Dataset records:

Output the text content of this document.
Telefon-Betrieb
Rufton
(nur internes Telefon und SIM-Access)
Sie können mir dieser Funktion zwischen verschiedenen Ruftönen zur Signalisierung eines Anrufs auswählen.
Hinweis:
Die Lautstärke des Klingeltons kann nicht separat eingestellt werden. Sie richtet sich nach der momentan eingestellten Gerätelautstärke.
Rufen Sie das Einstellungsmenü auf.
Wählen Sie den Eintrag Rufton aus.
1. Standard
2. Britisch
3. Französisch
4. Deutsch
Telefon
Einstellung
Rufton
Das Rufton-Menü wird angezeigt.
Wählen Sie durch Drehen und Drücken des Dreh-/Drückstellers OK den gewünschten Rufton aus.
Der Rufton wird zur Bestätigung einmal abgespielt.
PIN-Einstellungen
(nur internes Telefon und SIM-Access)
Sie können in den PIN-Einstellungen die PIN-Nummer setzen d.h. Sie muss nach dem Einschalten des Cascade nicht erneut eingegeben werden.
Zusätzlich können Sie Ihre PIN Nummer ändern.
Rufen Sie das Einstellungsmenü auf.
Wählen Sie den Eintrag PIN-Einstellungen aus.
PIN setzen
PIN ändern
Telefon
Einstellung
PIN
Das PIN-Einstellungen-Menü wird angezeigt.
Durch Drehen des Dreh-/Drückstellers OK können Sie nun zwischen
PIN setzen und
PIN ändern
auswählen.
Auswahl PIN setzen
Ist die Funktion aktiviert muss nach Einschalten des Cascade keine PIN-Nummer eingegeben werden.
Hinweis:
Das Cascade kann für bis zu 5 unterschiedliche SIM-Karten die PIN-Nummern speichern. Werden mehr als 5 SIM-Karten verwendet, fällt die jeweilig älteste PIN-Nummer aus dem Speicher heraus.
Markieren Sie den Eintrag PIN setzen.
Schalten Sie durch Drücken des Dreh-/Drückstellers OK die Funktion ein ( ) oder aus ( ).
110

What you will do:
Your task is to reproduce all of the records exactly.

Result for this task:
Output the text content of this document.
Telefon-Betrieb
Rufton
(nur internes Telefon und SIM-Access)
Sie können mir dieser Funktion zwischen verschiedenen Ruftönen zur Signalisierung eines Anrufs auswählen.
Hinweis:
Die Lautstärke des Klingeltons kann nicht separat eingestellt werden. Sie richtet sich nach der momentan eingestellten Gerätelautstärke.
Rufen Sie das Einstellungsmenü auf.
Wählen Sie den Eintrag Rufton aus.
1. Standard
2. Britisch
3. Französisch
4. Deutsch
Telefon
Einstellung
Rufton
Das Rufton-Menü wird angezeigt.
Wählen Sie durch Drehen und Drücken des Dreh-/Drückstellers OK den gewünschten Rufton aus.
Der Rufton wird zur Bestätigung einmal abgespielt.
PIN-Einstellungen
(nur internes Telefon und SIM-Access)
Sie können in den PIN-Einstellungen die PIN-Nummer setzen d.h. Sie muss nach dem Einschalten des Cascade nicht erneut eingegeben werden.
Zusätzlich können Sie Ihre PIN Nummer ändern.
Rufen Sie das Einstellungsmenü auf.
Wählen Sie den Eintrag PIN-Einstellungen aus.
PIN setzen
PIN ändern
Telefon
Einstellung
PIN
Das PIN-Einstellungen-Menü wird angezeigt.
Durch Drehen des Dreh-/Drückstellers OK können Sie nun zwischen
PIN setzen und
PIN ändern
auswählen.
Auswahl PIN setzen
Ist die Funktion aktiviert muss nach Einschalten des Cascade keine PIN-Nummer eingegeben werden.
Hinweis:
Das Cascade kann für bis zu 5 unterschiedliche SIM-Karten die PIN-Nummern speichern. Werden mehr als 5 SIM-Karten verwendet, fällt die jeweilig älteste PIN-Nummer aus dem Speicher heraus.
Markieren Sie den Eintrag PIN setzen.
Schalten Sie durch Drücken des Dreh-/Drückstellers OK die Funktion ein ( ) oder aus ( ).
110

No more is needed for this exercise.